+++ Data section +++

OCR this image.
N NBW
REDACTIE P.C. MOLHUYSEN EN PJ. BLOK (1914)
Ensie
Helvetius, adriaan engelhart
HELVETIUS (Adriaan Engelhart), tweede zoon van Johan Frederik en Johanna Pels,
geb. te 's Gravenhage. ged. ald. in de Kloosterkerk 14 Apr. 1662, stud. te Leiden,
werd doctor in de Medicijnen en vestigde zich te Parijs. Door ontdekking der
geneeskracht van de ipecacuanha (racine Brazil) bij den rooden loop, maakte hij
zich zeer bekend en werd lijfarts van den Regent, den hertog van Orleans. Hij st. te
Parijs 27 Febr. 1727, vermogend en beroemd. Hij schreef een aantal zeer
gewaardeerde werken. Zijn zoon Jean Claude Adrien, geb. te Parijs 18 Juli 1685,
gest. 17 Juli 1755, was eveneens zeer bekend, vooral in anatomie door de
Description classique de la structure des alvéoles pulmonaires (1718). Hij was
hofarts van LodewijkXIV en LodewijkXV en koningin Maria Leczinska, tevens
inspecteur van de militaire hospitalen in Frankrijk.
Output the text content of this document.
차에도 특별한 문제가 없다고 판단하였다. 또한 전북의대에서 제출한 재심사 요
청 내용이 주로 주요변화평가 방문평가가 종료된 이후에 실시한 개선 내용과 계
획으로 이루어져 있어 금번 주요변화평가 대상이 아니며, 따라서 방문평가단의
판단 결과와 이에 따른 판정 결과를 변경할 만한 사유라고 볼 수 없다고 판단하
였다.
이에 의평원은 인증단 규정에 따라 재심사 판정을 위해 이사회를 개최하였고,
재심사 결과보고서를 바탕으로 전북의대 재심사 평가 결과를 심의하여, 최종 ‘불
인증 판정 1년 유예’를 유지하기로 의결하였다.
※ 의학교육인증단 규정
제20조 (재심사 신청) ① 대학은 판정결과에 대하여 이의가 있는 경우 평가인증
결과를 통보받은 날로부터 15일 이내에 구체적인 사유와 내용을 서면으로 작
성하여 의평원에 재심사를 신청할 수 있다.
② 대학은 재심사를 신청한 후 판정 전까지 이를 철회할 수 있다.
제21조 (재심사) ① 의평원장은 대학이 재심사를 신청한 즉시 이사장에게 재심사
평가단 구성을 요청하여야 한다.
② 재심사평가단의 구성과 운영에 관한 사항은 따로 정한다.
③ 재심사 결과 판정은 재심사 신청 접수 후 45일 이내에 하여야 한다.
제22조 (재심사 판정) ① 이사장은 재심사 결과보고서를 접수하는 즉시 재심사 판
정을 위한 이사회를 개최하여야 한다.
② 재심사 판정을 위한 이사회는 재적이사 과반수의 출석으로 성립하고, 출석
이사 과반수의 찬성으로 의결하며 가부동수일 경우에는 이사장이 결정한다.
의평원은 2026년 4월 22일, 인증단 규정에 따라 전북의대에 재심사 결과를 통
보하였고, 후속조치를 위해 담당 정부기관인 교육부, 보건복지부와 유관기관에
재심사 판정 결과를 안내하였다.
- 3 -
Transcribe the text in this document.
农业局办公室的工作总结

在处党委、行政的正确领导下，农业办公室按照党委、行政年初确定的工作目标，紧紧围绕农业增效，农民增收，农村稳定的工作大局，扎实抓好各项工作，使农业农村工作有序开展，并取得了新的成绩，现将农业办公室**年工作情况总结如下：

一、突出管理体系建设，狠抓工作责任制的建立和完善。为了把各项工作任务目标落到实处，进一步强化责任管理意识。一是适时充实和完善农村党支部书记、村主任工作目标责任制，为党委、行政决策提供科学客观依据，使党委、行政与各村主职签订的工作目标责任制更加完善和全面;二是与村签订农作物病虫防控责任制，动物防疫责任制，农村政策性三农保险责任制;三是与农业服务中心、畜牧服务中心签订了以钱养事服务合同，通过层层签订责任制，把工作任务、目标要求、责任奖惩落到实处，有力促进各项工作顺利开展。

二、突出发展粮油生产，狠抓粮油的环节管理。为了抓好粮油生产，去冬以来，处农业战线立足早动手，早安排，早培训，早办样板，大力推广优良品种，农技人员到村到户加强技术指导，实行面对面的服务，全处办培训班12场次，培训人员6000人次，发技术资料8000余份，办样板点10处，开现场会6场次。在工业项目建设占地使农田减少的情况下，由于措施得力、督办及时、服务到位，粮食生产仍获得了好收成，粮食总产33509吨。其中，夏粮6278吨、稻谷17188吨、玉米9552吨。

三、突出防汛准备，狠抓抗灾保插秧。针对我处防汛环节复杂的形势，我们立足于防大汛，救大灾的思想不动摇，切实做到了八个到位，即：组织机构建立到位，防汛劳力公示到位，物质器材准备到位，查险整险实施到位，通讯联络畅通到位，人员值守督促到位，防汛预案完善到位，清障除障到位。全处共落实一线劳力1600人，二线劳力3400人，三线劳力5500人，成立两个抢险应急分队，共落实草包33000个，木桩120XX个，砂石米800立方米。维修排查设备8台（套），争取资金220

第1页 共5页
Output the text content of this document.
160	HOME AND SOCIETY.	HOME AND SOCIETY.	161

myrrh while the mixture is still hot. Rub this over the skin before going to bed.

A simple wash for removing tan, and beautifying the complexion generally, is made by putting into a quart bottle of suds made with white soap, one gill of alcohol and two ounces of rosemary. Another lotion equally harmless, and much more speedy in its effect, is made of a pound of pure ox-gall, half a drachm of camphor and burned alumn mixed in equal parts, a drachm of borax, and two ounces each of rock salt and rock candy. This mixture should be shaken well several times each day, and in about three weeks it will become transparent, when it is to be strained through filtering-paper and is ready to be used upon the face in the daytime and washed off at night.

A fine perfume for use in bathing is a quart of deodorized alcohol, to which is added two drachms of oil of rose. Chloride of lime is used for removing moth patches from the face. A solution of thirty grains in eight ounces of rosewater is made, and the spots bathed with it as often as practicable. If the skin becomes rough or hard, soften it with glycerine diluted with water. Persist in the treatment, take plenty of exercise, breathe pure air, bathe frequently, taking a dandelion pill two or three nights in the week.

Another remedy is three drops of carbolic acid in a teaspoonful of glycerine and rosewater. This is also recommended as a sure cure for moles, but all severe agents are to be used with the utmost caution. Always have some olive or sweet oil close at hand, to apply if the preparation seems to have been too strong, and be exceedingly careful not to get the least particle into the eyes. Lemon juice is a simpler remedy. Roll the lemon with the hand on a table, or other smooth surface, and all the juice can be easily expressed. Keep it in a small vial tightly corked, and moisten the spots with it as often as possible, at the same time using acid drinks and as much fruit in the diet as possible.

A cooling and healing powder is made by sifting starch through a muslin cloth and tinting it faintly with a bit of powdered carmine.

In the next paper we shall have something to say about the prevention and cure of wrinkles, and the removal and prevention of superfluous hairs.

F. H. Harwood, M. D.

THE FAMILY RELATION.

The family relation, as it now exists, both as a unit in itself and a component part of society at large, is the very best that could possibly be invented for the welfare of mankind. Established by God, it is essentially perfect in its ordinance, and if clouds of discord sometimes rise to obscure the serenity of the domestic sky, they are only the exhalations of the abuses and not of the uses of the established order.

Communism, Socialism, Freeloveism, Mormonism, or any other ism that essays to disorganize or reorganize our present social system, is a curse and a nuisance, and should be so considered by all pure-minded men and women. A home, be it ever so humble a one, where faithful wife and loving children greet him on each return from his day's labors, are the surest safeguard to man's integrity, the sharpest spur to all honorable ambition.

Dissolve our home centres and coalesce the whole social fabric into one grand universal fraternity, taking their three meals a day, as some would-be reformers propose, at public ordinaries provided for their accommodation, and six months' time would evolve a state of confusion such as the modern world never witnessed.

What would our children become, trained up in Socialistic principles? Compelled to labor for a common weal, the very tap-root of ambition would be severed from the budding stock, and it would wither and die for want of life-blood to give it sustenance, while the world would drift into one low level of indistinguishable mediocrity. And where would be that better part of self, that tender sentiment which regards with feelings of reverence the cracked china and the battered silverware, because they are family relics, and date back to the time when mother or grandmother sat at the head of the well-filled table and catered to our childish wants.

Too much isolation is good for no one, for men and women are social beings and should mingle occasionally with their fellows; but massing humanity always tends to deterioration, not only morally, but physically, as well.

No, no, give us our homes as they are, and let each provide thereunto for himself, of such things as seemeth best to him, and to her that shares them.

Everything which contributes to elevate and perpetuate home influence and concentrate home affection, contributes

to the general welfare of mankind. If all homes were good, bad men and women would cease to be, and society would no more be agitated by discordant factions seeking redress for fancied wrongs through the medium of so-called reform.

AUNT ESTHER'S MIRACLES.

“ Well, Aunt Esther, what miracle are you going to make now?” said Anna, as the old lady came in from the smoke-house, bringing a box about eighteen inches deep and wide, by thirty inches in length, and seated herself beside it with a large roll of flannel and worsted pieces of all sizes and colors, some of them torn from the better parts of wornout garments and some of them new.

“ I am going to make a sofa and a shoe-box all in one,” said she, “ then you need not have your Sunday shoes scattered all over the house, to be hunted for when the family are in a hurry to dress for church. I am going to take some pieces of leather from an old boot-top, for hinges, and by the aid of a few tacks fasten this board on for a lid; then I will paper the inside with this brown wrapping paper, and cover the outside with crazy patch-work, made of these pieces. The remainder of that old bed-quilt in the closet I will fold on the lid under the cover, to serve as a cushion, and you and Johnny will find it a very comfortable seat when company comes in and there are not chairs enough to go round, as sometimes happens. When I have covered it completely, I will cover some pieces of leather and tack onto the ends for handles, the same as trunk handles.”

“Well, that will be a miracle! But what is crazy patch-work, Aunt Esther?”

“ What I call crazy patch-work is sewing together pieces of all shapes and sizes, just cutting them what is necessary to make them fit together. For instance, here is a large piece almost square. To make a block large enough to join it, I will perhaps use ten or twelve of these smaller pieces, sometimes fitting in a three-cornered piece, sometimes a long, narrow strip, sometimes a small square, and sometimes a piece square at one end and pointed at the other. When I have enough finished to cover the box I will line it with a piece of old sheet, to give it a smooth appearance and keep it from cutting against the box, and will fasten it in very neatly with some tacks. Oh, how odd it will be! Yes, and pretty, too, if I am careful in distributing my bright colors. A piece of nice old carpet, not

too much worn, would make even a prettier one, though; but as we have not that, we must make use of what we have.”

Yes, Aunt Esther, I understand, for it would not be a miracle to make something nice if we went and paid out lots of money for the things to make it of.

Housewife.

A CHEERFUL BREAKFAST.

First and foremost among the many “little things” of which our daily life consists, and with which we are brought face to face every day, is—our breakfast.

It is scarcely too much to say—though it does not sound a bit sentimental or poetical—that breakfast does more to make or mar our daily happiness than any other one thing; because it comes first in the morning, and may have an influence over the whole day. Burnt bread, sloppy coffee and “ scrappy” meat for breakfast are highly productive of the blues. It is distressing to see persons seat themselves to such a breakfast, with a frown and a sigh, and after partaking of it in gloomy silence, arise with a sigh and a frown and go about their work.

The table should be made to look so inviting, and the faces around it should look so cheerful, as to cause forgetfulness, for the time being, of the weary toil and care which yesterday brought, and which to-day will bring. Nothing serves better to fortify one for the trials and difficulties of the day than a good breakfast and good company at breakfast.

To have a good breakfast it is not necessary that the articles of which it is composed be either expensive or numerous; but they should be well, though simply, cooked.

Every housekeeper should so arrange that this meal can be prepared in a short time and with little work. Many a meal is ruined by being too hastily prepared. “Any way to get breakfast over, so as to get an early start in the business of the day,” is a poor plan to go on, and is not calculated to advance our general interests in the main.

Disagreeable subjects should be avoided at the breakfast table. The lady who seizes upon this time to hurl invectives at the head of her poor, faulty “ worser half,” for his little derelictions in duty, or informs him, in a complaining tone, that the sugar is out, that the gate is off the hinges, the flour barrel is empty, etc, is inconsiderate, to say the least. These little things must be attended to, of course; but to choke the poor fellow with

+++

Extract, from the material above, each line holding the word "best".

Correct response:
The family relation, as it now exists, both as a unit in itself and a component part of society at large, is the very best that could possibly be invented for the welfare of mankind. Established by God, it is essentially perfect in its ordinance, and if clouds of discord sometimes rise to obscure the serenity of the domestic sky, they are only the exhalations of the abuses and not of the uses of the established order.
No, no, give us our homes as they are, and let each provide thereunto for himself, of such things as seemeth best to him, and to her that shares them.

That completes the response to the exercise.